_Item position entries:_
— BEGIN —
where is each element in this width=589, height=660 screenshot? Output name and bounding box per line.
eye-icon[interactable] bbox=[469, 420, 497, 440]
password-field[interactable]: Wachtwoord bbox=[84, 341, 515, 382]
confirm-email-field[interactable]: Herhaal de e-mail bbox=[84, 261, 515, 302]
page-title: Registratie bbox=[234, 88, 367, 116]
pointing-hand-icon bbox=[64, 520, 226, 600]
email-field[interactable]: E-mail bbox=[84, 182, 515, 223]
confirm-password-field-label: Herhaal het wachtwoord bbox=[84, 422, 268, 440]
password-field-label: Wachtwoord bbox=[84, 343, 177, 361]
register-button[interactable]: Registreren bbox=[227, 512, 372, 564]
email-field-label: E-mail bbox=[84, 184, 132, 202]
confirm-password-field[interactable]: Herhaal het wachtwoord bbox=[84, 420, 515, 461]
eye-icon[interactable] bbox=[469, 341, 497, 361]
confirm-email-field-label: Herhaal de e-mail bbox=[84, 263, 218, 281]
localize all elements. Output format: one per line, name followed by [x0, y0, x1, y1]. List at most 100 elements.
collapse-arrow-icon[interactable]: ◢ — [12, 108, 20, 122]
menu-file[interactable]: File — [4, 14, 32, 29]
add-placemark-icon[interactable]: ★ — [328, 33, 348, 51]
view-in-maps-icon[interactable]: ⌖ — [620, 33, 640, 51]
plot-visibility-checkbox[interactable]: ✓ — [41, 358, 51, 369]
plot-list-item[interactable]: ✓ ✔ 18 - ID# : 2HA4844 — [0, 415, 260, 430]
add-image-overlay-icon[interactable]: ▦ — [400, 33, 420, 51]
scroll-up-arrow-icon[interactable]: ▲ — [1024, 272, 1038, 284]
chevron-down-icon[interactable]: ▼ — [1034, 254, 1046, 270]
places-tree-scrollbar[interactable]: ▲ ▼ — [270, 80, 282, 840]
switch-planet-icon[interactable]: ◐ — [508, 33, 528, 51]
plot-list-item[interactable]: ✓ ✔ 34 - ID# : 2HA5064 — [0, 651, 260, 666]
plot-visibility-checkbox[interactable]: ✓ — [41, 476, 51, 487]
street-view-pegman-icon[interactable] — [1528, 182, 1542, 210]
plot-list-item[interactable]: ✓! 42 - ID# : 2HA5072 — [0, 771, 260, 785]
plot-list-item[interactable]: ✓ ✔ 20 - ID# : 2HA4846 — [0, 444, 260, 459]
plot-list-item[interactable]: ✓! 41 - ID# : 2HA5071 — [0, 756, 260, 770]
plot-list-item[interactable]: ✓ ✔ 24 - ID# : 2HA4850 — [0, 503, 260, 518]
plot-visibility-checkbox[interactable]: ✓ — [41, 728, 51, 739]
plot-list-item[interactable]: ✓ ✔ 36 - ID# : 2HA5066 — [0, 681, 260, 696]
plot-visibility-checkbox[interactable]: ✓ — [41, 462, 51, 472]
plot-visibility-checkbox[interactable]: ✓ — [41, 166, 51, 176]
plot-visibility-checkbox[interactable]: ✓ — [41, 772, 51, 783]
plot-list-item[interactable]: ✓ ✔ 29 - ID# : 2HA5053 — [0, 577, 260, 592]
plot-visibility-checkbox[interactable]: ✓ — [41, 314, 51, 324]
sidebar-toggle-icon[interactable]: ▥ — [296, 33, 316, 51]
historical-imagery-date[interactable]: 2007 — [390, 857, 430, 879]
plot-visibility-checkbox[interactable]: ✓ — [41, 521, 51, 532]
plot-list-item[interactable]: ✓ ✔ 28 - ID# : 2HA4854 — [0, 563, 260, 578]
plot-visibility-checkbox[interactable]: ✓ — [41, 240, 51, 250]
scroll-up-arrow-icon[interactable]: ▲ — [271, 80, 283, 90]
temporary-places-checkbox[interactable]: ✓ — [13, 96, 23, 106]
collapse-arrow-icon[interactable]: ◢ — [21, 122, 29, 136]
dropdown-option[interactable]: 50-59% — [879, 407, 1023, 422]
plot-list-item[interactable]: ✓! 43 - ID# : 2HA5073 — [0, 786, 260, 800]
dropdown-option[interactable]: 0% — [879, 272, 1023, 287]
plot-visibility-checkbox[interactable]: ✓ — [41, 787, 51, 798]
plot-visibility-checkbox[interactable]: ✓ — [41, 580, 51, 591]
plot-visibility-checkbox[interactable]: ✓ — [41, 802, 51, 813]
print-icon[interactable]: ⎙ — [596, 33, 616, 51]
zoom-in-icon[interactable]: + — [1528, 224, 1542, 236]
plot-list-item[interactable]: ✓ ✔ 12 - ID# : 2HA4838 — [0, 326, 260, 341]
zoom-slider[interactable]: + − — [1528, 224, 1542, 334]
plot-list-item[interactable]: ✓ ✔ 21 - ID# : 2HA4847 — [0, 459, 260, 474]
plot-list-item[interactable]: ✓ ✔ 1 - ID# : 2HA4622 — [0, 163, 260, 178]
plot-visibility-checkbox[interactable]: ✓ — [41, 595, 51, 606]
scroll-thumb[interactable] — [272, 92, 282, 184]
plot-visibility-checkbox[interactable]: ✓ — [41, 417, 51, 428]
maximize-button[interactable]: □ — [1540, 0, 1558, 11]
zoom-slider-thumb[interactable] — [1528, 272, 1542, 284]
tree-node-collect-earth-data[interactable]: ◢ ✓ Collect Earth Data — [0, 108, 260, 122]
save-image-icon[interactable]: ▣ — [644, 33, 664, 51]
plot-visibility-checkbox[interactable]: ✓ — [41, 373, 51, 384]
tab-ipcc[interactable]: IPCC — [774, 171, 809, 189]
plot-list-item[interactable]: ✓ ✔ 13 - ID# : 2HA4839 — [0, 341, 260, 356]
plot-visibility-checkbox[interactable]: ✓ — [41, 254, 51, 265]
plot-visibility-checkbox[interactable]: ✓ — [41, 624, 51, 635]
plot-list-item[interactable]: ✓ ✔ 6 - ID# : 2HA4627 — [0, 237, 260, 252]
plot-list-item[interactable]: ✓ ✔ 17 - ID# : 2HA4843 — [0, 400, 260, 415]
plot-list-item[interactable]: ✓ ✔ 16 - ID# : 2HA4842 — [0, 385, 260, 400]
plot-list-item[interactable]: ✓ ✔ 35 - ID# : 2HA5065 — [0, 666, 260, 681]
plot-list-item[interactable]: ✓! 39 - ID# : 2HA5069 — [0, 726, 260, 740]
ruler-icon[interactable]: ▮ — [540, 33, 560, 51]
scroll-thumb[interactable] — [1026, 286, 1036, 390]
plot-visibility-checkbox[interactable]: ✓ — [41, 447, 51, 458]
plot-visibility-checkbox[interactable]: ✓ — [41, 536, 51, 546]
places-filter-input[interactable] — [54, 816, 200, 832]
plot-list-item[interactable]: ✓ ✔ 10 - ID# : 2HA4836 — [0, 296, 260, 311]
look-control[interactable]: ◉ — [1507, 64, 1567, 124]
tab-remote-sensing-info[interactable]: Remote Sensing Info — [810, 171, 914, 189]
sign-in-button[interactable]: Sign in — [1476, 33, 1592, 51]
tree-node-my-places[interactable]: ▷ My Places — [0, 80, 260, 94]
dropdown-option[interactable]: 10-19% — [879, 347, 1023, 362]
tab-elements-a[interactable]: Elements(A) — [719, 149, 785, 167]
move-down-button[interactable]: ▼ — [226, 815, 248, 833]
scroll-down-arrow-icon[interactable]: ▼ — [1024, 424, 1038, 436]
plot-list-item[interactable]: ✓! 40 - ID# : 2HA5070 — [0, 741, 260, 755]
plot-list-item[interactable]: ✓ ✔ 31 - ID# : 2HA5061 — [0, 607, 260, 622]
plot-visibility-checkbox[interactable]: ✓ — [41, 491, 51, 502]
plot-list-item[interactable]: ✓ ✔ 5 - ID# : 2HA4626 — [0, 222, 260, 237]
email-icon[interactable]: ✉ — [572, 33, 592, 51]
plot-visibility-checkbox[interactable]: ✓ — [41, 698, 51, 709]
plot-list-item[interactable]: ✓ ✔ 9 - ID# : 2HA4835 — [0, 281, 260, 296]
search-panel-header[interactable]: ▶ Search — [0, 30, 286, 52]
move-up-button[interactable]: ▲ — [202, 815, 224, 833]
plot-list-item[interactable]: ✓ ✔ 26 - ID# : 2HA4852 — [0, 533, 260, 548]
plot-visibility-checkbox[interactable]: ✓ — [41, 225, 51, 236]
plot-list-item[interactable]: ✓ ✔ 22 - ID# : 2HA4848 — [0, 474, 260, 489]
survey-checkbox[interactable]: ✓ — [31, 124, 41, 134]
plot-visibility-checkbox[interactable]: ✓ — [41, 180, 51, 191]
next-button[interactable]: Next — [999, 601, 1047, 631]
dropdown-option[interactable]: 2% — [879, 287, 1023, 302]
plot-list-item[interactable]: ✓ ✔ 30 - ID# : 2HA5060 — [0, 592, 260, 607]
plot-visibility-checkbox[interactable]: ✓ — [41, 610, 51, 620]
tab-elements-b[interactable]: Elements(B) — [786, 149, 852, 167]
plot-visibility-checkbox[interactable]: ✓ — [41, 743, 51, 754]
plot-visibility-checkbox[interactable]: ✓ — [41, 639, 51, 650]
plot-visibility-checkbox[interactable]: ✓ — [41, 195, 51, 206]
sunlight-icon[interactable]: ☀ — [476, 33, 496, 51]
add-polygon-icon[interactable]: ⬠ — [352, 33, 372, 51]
— END —
Return the material above word for word, starting at its first line and ending at the line containing "add-image-overlay-icon[interactable]: ▦ —", with both of those lines included.

_Completed task:_
where is each element in this width=589, height=660 screenshot? Output name and bounding box per line.
eye-icon[interactable] bbox=[469, 420, 497, 440]
password-field[interactable]: Wachtwoord bbox=[84, 341, 515, 382]
confirm-email-field[interactable]: Herhaal de e-mail bbox=[84, 261, 515, 302]
page-title: Registratie bbox=[234, 88, 367, 116]
pointing-hand-icon bbox=[64, 520, 226, 600]
email-field[interactable]: E-mail bbox=[84, 182, 515, 223]
confirm-password-field-label: Herhaal het wachtwoord bbox=[84, 422, 268, 440]
password-field-label: Wachtwoord bbox=[84, 343, 177, 361]
register-button[interactable]: Registreren bbox=[227, 512, 372, 564]
email-field-label: E-mail bbox=[84, 184, 132, 202]
confirm-password-field[interactable]: Herhaal het wachtwoord bbox=[84, 420, 515, 461]
eye-icon[interactable] bbox=[469, 341, 497, 361]
confirm-email-field-label: Herhaal de e-mail bbox=[84, 263, 218, 281]
localize all elements. Output format: one per line, name followed by [x0, y0, x1, y1]. List at most 100 elements.
collapse-arrow-icon[interactable]: ◢ — [12, 108, 20, 122]
menu-file[interactable]: File — [4, 14, 32, 29]
add-placemark-icon[interactable]: ★ — [328, 33, 348, 51]
view-in-maps-icon[interactable]: ⌖ — [620, 33, 640, 51]
plot-visibility-checkbox[interactable]: ✓ — [41, 358, 51, 369]
plot-list-item[interactable]: ✓ ✔ 18 - ID# : 2HA4844 — [0, 415, 260, 430]
add-image-overlay-icon[interactable]: ▦ — [400, 33, 420, 51]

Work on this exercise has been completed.